== What you have to do ==
Pick out the lines below with "commander" and list them.

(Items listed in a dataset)
_ _ _ _ _

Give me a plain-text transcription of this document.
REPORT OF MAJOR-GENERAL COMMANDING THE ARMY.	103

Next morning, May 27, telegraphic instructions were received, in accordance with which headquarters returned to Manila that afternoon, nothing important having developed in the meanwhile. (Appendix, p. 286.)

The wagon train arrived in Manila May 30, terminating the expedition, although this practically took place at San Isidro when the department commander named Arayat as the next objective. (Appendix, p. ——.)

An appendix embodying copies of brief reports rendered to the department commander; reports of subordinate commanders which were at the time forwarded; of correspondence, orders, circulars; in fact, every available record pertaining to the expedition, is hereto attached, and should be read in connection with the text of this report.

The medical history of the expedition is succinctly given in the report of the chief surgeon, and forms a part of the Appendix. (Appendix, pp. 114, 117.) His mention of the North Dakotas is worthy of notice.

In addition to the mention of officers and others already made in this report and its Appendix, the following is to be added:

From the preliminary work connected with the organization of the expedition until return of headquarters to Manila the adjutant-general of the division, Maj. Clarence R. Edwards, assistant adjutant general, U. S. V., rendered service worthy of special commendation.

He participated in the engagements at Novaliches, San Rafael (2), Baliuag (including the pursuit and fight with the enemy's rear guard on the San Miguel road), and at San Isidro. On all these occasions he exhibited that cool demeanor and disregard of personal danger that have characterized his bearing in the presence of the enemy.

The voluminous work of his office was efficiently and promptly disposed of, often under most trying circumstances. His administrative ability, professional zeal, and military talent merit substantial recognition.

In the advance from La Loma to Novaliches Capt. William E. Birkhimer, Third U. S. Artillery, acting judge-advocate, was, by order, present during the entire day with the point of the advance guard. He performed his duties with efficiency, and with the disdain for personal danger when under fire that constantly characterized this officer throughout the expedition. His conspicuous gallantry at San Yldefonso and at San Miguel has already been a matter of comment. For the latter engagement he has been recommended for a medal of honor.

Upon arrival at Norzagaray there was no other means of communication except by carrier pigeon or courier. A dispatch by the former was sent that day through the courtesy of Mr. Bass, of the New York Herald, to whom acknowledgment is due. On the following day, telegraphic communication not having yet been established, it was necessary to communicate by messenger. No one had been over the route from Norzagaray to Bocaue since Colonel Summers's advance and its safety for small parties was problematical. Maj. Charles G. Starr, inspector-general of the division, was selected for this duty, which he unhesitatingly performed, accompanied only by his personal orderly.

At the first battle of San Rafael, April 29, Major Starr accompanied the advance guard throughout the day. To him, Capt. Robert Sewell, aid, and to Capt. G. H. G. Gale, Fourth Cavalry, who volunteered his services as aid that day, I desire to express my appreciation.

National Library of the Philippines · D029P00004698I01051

_ _ _ _ _

== The response ==
The wagon train arrived in Manila May 30, terminating the expedition, although this practically took place at San Isidro when the department commander named Arayat as the next objective. (Appendix, p. ——.)
An appendix embodying copies of brief reports rendered to the department commander; reports of subordinate commanders which were at the time forwarded; of correspondence, orders, circulars; in fact, every available record pertaining to the expedition, is hereto attached, and should be read in connection with the text of this report.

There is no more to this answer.